[What to produce]
Copy every line in which the string "title" occurs.
===== Supplied entries =====
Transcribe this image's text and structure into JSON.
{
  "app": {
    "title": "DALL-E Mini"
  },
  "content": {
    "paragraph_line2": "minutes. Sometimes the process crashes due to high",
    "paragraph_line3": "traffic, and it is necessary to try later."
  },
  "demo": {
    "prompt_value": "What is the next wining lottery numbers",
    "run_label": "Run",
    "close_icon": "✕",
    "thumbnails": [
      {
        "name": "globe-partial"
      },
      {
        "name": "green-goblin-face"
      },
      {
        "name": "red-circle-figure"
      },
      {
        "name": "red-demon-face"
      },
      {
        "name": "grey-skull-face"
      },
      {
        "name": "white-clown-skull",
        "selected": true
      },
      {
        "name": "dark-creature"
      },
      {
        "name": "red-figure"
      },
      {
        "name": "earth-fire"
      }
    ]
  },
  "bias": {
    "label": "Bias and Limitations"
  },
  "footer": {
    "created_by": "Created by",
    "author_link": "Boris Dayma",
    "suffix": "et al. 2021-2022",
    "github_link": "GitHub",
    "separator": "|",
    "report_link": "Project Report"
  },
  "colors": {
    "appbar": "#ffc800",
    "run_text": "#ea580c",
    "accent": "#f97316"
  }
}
=====
===== Supplied entries =====
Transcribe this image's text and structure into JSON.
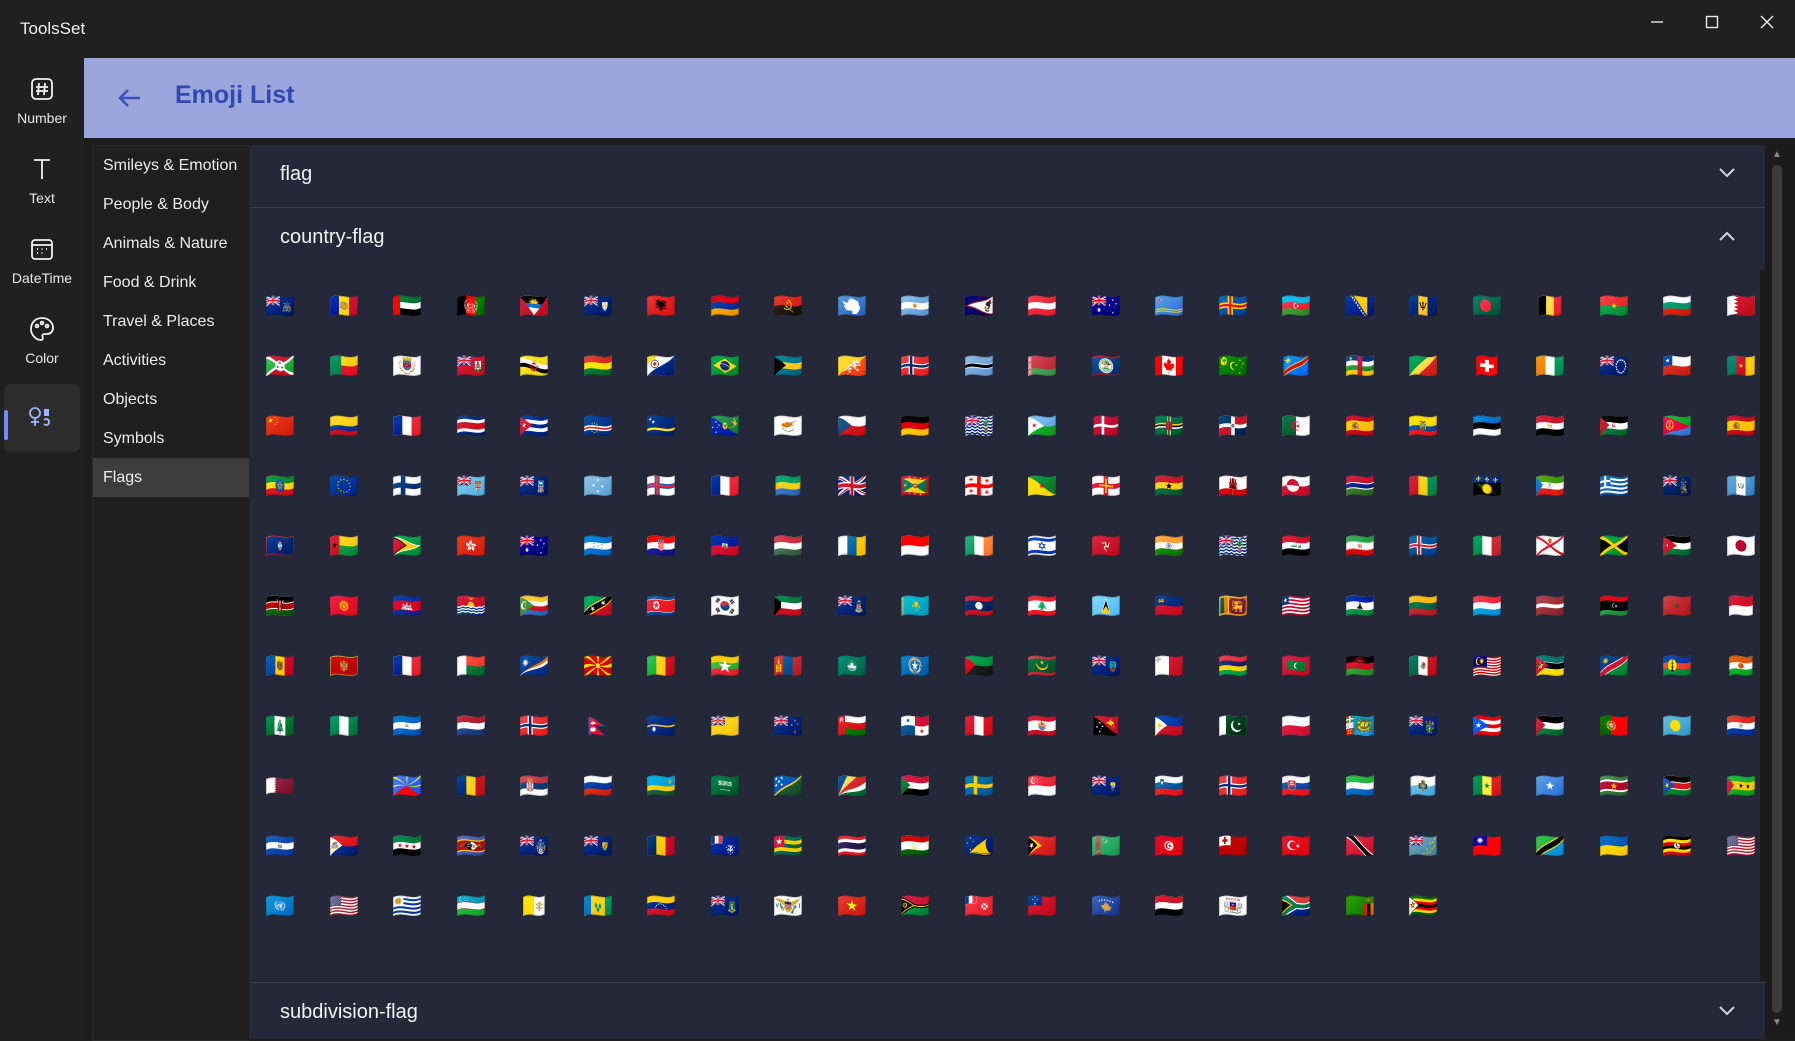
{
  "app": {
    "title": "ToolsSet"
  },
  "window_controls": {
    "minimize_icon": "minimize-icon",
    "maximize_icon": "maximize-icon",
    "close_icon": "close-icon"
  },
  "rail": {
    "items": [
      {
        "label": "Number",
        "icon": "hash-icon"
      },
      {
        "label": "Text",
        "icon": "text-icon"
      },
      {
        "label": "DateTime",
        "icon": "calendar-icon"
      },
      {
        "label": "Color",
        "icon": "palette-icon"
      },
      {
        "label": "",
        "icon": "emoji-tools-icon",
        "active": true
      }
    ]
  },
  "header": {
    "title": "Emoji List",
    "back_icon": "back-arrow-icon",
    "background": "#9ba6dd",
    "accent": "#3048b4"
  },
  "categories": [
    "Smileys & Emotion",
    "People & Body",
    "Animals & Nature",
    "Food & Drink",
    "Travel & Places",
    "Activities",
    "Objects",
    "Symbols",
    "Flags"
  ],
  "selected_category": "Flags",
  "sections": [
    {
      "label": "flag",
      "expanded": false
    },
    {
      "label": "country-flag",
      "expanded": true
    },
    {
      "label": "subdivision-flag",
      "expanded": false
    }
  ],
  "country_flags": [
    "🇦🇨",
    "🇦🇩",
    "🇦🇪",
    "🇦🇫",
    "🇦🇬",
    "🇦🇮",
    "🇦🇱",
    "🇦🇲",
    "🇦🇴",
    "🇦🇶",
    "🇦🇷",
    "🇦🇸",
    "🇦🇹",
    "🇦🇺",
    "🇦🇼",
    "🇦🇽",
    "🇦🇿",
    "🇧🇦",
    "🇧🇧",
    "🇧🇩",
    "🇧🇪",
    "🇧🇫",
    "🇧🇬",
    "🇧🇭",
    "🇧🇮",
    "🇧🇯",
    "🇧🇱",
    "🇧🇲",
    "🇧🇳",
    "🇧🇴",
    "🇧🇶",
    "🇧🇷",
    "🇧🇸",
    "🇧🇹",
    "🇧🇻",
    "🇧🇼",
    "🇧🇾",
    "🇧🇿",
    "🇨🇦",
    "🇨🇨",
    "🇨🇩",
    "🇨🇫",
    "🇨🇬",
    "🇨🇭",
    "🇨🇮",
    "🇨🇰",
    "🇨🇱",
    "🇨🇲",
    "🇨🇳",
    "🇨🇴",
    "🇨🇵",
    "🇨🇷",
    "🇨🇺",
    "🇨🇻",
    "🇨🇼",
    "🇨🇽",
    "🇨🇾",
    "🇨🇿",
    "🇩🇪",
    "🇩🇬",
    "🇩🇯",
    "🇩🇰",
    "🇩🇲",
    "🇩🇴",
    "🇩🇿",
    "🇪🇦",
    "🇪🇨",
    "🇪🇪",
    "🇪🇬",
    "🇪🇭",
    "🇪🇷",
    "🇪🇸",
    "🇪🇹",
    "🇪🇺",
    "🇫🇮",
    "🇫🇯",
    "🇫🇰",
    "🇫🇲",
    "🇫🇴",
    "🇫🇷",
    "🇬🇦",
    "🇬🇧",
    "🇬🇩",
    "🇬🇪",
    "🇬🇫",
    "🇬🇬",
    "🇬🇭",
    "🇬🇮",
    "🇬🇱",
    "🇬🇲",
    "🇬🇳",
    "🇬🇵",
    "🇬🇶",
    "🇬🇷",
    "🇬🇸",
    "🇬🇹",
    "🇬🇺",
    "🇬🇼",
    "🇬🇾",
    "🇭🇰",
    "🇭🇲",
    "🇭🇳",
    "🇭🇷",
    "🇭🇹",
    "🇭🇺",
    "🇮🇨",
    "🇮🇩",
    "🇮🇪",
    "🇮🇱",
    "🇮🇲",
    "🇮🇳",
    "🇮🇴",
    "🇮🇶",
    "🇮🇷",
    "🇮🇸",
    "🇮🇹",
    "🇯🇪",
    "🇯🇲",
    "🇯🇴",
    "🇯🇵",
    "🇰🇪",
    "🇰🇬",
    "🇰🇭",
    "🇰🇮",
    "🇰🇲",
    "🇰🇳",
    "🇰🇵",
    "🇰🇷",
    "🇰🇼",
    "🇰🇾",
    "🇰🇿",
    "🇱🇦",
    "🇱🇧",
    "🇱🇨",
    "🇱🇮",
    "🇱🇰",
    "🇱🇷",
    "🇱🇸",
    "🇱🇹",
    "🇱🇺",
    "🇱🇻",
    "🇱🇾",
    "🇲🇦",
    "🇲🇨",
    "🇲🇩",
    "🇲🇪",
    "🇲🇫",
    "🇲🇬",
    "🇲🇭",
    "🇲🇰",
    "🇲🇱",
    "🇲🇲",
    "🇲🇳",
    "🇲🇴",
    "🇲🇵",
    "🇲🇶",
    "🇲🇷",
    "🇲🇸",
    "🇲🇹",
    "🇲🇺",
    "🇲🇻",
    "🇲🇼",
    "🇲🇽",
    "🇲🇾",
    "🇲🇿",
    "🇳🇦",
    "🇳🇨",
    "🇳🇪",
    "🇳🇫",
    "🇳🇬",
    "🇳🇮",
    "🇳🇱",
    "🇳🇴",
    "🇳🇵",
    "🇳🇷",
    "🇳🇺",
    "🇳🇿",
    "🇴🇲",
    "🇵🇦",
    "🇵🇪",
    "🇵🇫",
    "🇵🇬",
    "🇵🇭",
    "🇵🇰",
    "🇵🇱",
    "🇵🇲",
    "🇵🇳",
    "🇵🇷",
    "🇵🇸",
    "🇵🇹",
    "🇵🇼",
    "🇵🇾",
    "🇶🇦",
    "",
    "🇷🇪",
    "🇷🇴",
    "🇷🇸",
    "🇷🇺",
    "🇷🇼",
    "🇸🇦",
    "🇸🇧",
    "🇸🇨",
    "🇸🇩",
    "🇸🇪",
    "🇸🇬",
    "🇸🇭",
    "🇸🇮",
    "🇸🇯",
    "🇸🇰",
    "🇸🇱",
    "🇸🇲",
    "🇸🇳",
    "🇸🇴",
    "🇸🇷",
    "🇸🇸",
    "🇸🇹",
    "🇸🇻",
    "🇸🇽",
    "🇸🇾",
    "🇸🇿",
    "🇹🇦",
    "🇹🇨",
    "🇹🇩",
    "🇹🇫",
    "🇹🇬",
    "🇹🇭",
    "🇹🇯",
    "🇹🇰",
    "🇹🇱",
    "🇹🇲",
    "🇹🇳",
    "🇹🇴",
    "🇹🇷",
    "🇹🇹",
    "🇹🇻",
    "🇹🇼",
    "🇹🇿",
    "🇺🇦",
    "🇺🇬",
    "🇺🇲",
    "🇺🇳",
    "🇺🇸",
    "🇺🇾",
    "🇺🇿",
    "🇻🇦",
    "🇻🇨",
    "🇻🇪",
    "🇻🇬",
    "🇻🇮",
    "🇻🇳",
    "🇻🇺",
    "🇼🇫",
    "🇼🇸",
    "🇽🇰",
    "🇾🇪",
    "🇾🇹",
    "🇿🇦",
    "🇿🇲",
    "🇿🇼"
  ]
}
=====
===== Supplied entries =====
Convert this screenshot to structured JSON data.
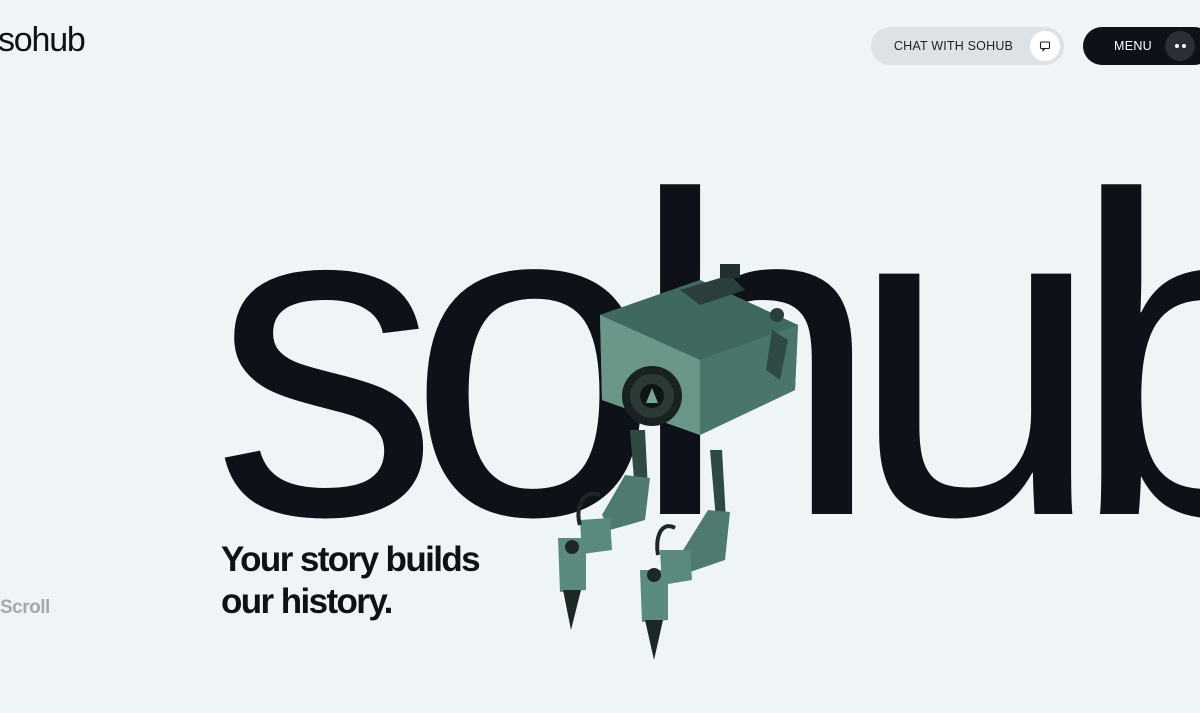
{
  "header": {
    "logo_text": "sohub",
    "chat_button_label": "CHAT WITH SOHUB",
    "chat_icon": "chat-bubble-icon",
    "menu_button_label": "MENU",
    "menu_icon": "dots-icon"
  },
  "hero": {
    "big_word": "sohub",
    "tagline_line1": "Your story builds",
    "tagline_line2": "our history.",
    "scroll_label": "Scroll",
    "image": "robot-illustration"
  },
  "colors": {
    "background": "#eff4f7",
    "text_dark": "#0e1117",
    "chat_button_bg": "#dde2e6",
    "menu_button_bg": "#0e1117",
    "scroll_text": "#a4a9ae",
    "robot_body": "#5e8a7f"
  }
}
=====
[Result of this task]
    "title": "DALL-E Mini"
    "title": "ToolsSet"
    "title": "Emoji List",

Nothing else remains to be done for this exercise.